Request: Note each line where "Schlüssels" appears, and copy it.

Records
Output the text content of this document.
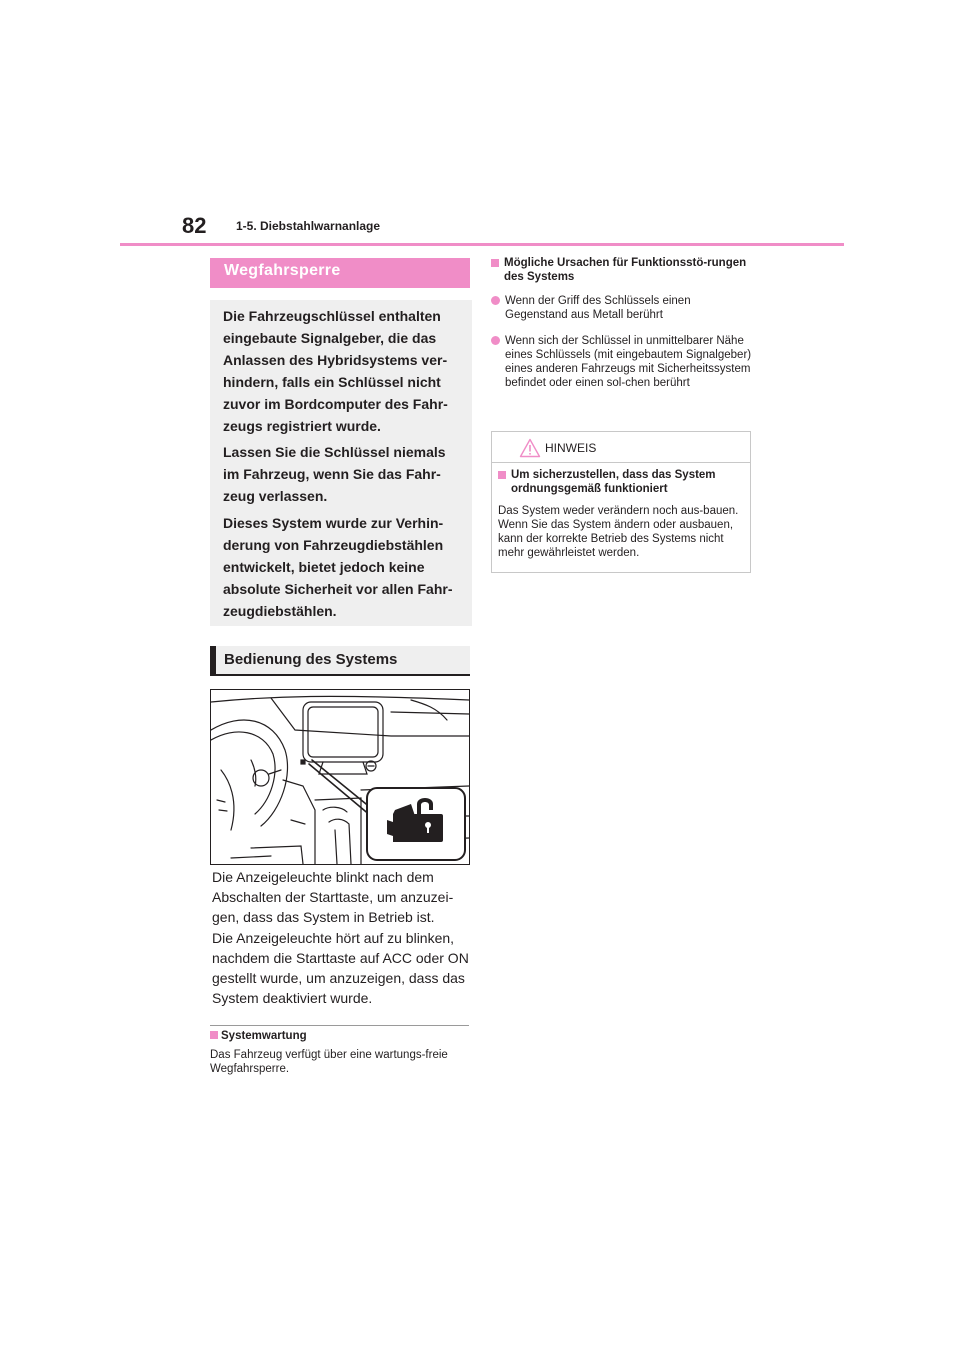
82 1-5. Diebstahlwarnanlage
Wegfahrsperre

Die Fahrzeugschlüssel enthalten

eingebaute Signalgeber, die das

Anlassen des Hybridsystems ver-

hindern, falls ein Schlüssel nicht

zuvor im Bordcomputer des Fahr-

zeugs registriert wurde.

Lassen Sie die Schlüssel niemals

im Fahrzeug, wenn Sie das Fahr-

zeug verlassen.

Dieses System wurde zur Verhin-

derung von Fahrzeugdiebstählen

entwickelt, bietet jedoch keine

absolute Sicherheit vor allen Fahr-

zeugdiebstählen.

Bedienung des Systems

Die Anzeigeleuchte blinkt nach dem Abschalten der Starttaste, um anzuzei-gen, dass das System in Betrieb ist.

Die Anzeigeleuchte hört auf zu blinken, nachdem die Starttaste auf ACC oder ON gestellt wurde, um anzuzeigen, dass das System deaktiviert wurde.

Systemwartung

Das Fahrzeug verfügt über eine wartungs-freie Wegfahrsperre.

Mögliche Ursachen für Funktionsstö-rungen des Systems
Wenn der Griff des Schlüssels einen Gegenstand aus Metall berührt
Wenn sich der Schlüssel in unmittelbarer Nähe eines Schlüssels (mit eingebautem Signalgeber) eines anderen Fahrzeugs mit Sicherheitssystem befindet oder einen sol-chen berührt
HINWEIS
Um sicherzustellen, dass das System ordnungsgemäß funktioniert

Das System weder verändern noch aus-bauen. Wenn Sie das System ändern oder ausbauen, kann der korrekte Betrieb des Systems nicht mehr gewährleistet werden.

Correct answer:
Wenn der Griff des Schlüssels einen Gegenstand aus Metall berührt
Wenn sich der Schlüssel in unmittelbarer Nähe eines Schlüssels (mit eingebautem Signalgeber) eines anderen Fahrzeugs mit Sicherheitssystem befindet oder einen sol-chen berührt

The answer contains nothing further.